**WHAT IS NEEDED**
Each line that holds the word "this" counts once. Give the total number of such lines and nothing else.

(Saved data entries)
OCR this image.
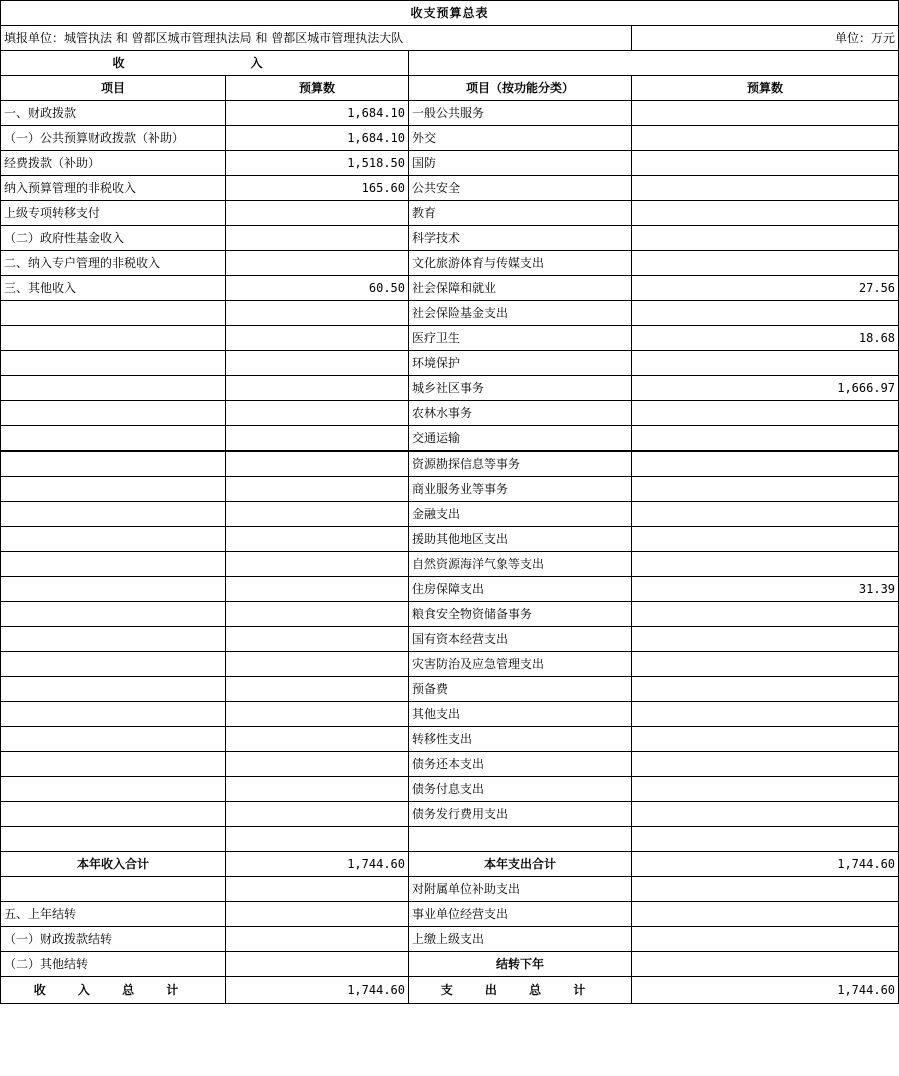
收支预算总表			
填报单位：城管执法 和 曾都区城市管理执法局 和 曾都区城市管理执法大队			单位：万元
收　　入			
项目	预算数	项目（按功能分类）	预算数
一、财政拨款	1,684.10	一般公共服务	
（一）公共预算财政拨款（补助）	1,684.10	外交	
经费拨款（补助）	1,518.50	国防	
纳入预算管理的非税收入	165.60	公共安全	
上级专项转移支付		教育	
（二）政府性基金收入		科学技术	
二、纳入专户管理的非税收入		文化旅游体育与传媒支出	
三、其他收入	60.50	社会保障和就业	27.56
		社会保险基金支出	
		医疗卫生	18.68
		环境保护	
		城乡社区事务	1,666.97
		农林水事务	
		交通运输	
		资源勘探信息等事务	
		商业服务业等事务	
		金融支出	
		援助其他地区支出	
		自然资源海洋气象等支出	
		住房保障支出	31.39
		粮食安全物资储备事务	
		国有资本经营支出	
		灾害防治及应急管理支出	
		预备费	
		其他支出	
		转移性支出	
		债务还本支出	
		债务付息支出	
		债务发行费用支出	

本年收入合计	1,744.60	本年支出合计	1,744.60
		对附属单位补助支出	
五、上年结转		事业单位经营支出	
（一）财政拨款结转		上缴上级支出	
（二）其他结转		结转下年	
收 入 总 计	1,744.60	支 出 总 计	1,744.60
---
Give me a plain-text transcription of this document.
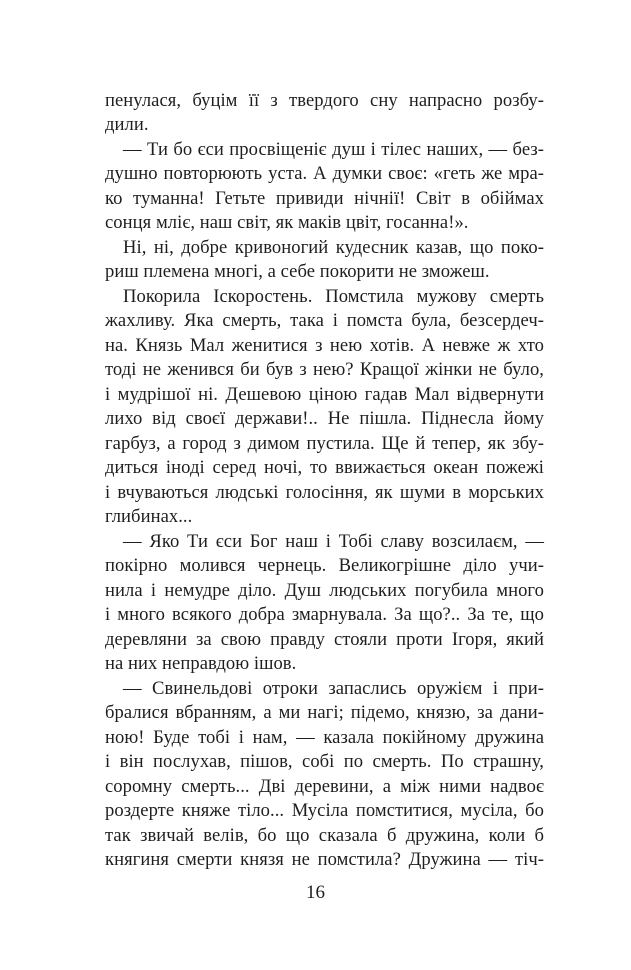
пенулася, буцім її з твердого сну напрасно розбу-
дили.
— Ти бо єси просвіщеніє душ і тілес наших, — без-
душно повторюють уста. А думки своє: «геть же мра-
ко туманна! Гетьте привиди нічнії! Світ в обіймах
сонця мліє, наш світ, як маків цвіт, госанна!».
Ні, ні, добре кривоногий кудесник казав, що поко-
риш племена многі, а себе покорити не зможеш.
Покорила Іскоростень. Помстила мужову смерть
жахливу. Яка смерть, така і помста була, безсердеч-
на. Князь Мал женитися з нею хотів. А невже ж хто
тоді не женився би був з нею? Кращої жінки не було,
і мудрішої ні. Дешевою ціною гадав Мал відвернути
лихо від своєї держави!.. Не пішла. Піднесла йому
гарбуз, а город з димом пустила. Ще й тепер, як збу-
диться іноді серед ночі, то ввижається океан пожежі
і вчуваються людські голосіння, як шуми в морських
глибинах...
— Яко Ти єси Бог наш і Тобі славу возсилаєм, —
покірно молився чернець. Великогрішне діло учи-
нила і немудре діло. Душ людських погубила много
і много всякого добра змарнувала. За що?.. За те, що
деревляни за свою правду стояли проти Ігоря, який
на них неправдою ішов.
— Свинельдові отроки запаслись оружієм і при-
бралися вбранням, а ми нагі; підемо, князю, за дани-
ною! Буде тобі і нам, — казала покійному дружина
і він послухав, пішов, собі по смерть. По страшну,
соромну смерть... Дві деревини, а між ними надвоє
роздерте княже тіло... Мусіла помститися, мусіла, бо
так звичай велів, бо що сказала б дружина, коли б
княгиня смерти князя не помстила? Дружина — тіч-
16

**RESULT BELOW**
2